— START OF Extracted entries —

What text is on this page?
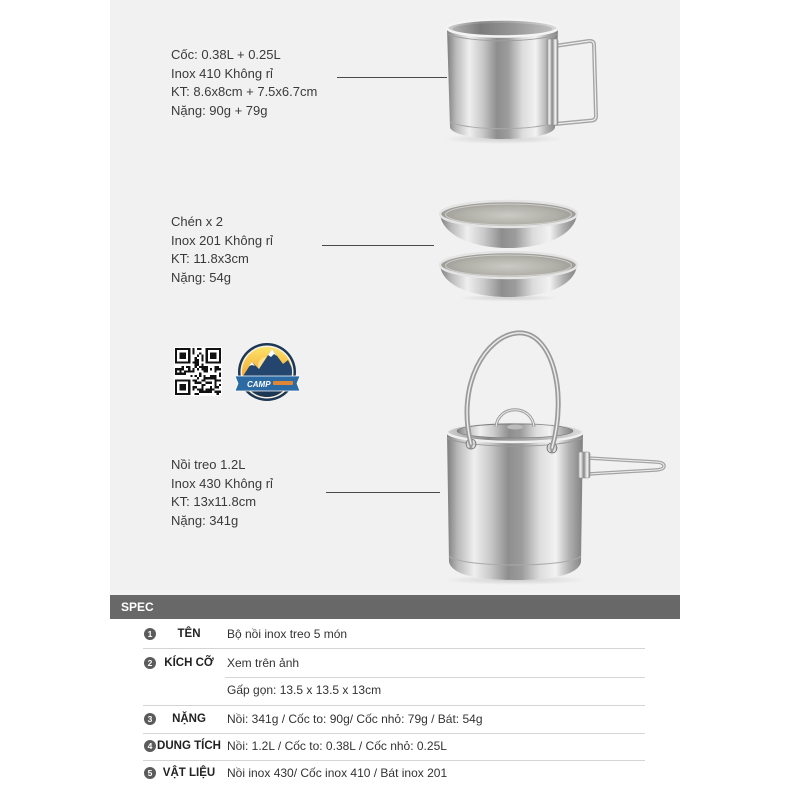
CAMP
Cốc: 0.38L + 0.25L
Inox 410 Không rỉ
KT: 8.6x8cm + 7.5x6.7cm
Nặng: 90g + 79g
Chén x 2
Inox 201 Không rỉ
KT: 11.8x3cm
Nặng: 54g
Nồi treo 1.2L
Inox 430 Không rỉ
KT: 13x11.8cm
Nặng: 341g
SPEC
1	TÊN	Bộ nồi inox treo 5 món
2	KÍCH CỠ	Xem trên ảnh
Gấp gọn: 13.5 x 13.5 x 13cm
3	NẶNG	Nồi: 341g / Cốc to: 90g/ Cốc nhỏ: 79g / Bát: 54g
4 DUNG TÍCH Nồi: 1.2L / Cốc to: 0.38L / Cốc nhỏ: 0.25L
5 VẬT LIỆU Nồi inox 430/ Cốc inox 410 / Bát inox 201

— END OF Extracted entries —

* [What is needed]: Go through the listing above and write it out again exactly, dropping the pictures.

* [Solution for this exercise]:
What text is on this page?
CAMP
Cốc: 0.38L + 0.25L
Inox 410 Không rỉ
KT: 8.6x8cm + 7.5x6.7cm
Nặng: 90g + 79g
Chén x 2
Inox 201 Không rỉ
KT: 11.8x3cm
Nặng: 54g
Nồi treo 1.2L
Inox 430 Không rỉ
KT: 13x11.8cm
Nặng: 341g
SPEC
1	TÊN	Bộ nồi inox treo 5 món
2	KÍCH CỠ	Xem trên ảnh
Gấp gọn: 13.5 x 13.5 x 13cm
3	NẶNG	Nồi: 341g / Cốc to: 90g/ Cốc nhỏ: 79g / Bát: 54g
4 DUNG TÍCH Nồi: 1.2L / Cốc to: 0.38L / Cốc nhỏ: 0.25L
5 VẬT LIỆU Nồi inox 430/ Cốc inox 410 / Bát inox 201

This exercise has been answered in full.